**Supplied data**.

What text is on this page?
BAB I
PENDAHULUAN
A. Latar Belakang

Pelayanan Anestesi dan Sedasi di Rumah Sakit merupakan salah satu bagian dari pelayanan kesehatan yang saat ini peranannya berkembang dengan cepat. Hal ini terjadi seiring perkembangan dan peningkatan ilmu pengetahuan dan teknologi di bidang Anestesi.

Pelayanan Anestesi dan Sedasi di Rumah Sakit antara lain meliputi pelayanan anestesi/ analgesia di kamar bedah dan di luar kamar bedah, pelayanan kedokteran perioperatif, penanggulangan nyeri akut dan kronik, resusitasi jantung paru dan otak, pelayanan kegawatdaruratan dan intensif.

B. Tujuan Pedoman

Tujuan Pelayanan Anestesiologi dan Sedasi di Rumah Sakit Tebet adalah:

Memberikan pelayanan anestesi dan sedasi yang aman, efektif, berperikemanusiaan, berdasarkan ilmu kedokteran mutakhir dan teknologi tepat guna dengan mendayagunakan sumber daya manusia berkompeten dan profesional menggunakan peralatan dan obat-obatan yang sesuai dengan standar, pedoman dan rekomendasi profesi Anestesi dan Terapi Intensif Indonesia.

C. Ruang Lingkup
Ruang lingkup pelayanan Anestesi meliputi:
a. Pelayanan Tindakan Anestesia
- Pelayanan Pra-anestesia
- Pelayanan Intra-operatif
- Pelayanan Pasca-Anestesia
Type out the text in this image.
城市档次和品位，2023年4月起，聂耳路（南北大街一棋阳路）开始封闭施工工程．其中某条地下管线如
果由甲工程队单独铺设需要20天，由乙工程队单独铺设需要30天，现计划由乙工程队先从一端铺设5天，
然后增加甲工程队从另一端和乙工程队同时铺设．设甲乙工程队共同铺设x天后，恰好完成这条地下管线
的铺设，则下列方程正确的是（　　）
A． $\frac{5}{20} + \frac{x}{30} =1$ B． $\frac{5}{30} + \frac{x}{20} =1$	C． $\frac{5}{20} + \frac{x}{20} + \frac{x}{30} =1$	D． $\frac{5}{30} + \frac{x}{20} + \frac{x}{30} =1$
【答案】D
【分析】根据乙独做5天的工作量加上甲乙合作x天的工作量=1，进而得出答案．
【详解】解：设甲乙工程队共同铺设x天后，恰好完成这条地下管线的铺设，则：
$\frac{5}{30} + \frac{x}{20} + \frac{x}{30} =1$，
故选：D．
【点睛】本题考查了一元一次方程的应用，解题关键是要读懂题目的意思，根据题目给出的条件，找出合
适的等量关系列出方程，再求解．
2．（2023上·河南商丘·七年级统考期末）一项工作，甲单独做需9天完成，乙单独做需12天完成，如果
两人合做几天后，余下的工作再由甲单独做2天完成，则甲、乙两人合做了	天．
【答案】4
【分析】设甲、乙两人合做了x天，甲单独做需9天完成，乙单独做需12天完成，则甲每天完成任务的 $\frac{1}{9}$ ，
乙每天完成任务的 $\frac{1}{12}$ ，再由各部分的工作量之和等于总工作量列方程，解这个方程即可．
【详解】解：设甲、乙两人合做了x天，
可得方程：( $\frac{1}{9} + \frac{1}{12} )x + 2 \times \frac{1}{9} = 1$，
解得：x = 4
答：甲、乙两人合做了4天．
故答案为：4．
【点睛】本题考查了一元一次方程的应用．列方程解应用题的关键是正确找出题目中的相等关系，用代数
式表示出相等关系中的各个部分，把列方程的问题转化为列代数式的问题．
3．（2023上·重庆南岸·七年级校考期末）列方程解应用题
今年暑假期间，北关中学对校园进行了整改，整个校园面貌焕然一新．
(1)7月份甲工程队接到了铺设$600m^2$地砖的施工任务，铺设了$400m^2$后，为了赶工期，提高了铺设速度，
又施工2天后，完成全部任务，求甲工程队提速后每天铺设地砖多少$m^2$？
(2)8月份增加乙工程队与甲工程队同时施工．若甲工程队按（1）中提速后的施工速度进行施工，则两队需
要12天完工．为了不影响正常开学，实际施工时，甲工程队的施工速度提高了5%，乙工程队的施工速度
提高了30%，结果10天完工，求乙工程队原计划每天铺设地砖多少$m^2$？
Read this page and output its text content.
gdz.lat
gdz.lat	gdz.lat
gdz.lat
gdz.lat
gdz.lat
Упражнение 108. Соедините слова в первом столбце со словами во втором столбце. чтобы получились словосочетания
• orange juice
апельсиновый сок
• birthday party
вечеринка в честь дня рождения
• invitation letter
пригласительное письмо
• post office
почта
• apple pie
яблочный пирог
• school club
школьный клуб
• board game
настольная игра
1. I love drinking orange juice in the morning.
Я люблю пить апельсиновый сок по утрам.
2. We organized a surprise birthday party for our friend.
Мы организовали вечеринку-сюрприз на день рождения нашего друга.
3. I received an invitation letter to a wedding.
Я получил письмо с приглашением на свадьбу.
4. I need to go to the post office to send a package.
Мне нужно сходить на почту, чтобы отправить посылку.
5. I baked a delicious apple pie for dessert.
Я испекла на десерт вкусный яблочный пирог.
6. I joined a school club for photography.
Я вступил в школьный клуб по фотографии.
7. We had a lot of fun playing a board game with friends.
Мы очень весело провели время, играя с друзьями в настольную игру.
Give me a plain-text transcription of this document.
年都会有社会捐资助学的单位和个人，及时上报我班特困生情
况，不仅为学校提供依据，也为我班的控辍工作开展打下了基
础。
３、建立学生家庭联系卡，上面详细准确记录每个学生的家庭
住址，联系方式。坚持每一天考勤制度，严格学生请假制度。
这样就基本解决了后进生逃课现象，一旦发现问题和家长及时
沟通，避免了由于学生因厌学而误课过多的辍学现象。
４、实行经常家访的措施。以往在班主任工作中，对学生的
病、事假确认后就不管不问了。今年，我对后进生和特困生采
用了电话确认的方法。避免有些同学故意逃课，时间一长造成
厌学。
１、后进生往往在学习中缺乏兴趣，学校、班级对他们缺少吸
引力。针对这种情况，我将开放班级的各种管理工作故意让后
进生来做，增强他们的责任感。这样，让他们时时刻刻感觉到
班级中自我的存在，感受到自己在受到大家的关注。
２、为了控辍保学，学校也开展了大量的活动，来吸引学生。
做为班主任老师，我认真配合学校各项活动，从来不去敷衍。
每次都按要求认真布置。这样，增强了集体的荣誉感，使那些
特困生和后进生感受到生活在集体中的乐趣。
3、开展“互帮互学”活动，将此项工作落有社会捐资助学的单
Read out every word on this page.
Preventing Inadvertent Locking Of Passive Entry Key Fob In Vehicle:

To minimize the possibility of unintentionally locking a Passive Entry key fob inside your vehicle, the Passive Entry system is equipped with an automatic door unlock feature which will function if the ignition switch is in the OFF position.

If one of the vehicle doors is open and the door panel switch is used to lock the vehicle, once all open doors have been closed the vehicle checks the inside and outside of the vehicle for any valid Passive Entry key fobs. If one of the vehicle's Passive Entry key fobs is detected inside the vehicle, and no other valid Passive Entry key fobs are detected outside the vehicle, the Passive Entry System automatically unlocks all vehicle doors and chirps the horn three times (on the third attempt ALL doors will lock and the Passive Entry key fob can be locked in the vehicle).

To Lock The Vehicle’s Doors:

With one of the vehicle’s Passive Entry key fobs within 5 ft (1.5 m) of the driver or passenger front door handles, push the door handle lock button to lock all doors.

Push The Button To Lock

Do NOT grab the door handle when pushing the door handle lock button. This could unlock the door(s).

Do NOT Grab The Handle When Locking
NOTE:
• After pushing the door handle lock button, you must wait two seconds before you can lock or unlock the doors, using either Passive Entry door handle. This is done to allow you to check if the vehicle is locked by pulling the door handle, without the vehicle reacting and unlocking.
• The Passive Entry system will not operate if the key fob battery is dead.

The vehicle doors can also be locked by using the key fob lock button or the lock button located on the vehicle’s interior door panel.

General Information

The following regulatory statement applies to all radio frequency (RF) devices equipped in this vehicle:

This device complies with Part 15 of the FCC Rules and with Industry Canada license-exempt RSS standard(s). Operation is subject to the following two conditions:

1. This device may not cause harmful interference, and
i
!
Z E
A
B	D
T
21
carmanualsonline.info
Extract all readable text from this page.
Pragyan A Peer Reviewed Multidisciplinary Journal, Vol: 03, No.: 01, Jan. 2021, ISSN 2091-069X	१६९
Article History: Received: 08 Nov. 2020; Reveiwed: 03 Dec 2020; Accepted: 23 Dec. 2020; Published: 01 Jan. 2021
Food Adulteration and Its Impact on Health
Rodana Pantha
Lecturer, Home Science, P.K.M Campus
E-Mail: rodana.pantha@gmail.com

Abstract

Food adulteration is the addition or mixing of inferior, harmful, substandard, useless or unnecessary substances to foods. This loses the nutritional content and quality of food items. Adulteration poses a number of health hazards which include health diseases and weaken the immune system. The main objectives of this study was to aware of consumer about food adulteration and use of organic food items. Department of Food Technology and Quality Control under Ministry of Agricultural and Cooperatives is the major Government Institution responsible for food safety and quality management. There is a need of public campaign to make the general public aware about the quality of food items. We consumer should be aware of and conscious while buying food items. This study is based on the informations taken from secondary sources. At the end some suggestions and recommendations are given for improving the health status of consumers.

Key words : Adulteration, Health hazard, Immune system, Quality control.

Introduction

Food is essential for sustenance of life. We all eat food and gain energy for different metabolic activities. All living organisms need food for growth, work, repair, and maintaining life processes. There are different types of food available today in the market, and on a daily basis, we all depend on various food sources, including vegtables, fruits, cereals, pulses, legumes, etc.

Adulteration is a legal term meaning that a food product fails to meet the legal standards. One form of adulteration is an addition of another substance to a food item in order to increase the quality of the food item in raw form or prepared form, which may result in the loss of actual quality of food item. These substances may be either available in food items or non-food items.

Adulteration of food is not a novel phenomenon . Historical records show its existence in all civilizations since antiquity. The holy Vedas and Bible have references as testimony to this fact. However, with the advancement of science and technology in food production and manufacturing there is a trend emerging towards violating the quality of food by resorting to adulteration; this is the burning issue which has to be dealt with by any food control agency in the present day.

**Given problem**.
Go through the records above, find every line with the word "using", and list those lines.

**Result for this exercise**.
• After pushing the door handle lock button, you must wait two seconds before you can lock or unlock the doors, using either Passive Entry door handle. This is done to allow you to check if the vehicle is locked by pulling the door handle, without the vehicle reacting and unlocking.
The vehicle doors can also be locked by using the key fob lock button or the lock button located on the vehicle’s interior door panel.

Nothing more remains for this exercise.